> The task
Records follow. Select each line holding "time".

Extracted data entries:
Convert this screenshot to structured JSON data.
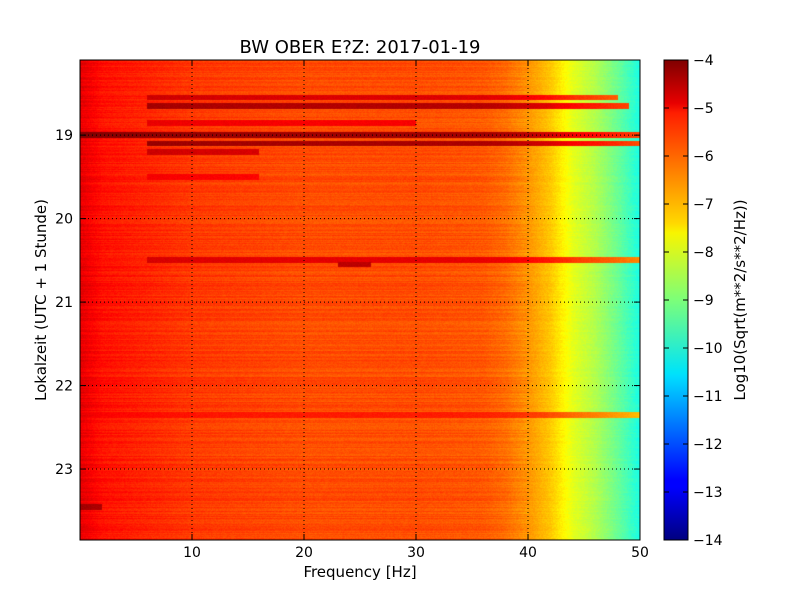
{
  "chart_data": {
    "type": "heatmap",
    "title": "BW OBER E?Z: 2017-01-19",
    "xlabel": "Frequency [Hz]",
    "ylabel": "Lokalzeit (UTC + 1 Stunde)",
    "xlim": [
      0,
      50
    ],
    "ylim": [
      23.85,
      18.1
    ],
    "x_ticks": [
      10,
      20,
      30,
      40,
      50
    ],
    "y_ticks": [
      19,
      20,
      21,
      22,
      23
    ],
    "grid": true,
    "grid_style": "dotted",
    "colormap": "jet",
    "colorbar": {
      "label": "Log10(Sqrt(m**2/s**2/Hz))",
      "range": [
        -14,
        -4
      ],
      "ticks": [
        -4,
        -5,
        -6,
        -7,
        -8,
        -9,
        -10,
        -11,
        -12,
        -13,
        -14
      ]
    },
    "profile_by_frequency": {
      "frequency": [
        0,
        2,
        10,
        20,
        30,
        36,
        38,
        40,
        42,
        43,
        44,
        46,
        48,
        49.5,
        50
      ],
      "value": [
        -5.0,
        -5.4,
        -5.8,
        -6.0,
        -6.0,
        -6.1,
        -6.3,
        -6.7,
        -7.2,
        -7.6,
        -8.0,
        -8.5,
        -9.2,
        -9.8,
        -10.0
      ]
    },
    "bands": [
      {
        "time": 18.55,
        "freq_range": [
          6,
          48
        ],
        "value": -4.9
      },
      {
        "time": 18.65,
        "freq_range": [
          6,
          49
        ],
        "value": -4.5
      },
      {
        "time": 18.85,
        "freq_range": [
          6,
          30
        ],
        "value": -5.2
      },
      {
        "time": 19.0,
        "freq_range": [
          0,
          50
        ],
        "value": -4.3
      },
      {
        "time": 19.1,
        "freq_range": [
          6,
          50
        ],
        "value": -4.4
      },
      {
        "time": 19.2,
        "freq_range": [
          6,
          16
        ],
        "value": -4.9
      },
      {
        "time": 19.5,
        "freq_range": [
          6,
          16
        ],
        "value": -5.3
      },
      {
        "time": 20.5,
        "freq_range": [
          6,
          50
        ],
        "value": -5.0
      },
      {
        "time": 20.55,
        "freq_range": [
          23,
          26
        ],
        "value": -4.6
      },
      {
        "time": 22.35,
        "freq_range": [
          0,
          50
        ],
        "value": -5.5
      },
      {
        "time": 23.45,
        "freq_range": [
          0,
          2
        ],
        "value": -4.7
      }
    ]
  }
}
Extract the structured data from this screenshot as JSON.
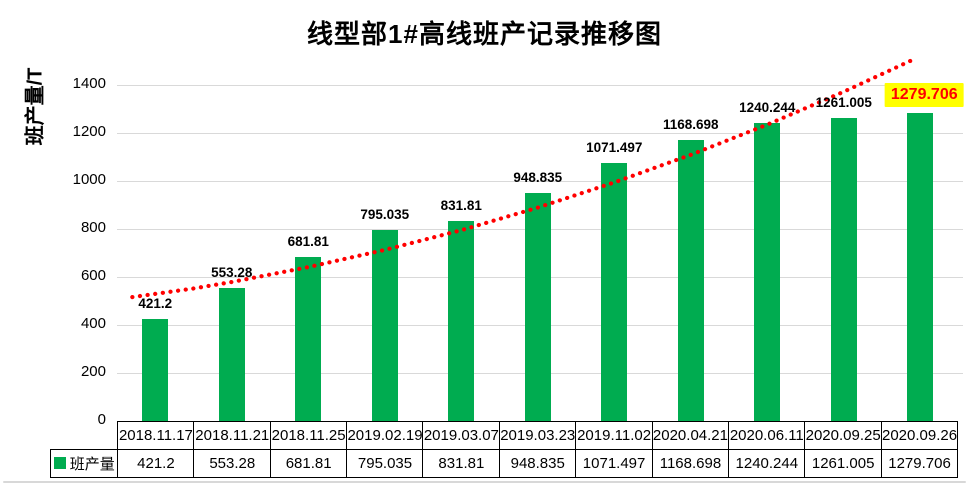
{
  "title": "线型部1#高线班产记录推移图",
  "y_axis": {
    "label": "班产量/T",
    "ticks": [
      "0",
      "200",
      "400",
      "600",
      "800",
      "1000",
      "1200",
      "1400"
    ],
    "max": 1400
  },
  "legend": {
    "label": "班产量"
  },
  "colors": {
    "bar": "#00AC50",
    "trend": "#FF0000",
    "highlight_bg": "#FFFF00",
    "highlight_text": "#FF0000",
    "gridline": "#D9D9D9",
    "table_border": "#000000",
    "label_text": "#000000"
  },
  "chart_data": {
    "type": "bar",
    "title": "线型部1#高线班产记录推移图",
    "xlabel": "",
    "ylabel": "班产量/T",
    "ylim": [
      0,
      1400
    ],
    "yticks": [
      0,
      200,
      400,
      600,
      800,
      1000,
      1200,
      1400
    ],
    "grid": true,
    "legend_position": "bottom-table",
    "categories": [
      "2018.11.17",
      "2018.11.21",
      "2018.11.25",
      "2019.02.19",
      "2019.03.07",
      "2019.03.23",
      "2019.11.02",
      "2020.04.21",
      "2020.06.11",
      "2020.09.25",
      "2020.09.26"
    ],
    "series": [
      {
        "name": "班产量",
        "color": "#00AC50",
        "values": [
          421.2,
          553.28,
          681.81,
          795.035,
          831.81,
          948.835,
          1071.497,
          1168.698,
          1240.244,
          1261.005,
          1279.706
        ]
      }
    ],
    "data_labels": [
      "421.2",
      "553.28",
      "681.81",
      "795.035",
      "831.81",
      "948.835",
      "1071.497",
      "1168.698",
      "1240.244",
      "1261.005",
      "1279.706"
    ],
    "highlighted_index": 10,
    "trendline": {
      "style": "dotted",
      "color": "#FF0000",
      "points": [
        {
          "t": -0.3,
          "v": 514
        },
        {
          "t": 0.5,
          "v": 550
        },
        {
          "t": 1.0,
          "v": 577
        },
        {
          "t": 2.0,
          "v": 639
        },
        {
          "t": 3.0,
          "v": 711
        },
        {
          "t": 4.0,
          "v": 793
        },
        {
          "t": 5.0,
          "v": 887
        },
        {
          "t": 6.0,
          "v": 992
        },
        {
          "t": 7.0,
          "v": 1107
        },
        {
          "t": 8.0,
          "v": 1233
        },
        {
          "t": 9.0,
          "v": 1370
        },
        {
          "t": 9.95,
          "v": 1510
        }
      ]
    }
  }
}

--

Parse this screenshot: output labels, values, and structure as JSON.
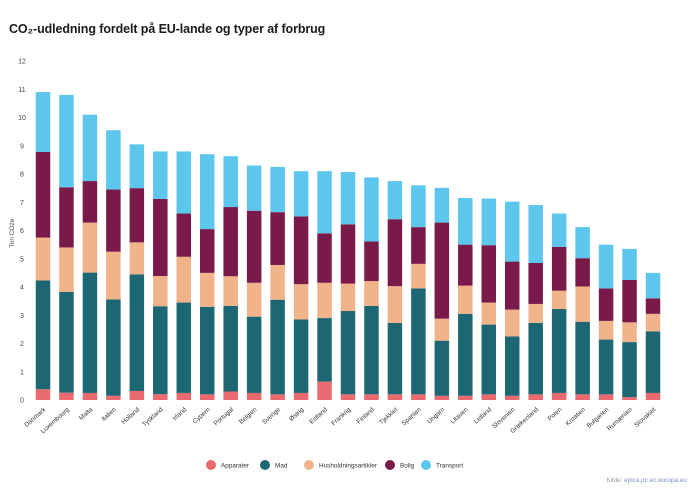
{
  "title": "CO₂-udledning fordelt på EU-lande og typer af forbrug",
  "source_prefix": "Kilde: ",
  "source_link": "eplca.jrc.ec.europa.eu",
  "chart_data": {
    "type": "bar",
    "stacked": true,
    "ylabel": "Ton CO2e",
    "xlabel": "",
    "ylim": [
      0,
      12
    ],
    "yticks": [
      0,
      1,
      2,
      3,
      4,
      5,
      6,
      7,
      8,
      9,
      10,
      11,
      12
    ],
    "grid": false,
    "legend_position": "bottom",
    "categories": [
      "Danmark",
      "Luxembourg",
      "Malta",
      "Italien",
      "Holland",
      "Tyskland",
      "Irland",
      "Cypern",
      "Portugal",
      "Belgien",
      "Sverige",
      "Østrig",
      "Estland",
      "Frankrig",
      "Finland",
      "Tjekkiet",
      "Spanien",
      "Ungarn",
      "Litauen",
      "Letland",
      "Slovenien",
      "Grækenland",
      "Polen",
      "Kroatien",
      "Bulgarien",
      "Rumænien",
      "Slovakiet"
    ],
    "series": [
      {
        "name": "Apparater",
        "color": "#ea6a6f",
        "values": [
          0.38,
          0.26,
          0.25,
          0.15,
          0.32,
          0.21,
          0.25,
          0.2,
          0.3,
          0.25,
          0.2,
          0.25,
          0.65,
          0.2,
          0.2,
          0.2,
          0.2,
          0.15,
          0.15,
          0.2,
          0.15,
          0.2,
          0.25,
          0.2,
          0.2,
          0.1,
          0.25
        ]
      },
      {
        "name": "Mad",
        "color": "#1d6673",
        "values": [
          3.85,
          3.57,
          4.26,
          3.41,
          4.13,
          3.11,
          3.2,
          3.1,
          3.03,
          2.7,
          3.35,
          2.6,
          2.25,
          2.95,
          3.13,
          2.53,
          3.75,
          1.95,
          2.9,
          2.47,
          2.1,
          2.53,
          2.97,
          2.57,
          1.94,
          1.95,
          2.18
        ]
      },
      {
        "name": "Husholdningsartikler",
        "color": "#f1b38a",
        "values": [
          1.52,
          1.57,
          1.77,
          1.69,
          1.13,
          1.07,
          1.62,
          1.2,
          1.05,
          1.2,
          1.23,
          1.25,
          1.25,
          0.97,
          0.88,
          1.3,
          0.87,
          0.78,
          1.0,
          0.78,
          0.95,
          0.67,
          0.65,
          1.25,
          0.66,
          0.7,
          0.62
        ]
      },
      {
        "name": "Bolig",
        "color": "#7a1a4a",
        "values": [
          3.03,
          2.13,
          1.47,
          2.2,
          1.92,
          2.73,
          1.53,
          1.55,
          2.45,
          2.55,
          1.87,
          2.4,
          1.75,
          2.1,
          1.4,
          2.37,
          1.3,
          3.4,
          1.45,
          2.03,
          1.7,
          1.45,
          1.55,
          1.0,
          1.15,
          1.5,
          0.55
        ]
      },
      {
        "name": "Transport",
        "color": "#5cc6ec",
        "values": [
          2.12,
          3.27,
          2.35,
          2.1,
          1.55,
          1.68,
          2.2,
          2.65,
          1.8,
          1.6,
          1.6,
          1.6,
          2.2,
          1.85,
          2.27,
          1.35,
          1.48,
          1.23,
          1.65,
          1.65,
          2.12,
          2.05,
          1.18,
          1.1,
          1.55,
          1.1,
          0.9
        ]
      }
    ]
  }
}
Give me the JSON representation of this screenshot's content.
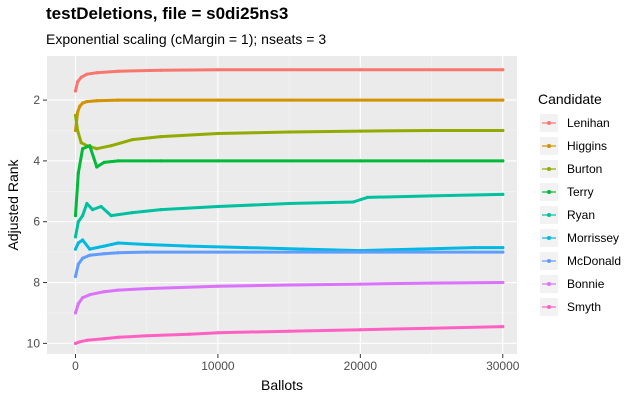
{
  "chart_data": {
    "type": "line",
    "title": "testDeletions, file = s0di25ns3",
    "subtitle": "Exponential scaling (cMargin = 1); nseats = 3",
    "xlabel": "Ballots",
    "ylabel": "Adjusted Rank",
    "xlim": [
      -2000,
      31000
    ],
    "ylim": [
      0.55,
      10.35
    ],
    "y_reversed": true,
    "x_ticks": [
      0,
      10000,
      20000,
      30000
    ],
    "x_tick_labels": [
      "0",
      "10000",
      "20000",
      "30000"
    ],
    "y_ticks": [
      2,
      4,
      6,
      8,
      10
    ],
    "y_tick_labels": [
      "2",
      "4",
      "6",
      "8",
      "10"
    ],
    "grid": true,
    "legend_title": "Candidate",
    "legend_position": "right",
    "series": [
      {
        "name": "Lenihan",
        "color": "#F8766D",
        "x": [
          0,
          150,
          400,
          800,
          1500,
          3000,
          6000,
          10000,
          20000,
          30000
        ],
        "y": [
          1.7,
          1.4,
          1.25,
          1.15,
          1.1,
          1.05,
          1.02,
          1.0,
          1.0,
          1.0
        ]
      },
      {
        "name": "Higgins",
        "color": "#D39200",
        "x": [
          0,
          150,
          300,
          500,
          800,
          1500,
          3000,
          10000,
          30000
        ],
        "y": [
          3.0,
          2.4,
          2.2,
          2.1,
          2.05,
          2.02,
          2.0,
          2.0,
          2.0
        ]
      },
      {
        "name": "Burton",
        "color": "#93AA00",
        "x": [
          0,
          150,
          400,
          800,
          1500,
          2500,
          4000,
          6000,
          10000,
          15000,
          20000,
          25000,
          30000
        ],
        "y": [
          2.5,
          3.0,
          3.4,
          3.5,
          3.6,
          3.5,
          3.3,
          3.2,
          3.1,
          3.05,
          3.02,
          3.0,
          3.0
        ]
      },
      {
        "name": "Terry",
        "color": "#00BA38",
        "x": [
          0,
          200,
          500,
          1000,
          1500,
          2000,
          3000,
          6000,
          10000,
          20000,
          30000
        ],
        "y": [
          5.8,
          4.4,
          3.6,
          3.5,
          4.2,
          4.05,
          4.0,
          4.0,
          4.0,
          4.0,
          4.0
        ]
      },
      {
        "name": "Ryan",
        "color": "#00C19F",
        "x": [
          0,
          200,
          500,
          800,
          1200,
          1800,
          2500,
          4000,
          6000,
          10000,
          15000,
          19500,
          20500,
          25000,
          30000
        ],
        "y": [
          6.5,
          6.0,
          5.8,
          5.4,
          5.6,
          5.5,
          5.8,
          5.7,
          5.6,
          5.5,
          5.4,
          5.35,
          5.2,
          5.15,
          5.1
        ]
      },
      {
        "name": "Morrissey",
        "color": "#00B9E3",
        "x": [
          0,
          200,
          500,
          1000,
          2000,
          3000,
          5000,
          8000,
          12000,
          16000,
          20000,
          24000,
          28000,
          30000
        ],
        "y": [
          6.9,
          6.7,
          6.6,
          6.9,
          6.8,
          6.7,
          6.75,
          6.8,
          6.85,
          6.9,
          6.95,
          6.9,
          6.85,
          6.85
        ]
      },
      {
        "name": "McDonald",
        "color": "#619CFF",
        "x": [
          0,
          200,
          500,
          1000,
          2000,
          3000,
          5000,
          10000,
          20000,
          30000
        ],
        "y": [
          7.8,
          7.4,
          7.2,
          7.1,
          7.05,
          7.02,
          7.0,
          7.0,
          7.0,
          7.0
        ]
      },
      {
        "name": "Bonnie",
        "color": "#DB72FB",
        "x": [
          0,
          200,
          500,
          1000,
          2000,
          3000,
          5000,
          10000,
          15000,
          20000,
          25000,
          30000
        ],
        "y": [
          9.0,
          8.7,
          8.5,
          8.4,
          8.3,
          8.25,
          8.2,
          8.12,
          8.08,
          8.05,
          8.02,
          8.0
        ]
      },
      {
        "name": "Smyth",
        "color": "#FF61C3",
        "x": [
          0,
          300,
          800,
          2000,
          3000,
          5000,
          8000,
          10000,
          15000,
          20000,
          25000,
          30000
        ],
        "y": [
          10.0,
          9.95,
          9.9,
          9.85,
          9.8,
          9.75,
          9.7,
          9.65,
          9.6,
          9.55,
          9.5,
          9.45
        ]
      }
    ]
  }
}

> Problem solution
        "time": 18.55,
        "time": 18.65,
        "time": 18.85,
        "time": 19.0,
        "time": 19.1,
        "time": 19.2,
        "time": 19.5,
        "time": 20.5,
        "time": 20.55,
        "time": 22.35,
        "time": 23.45,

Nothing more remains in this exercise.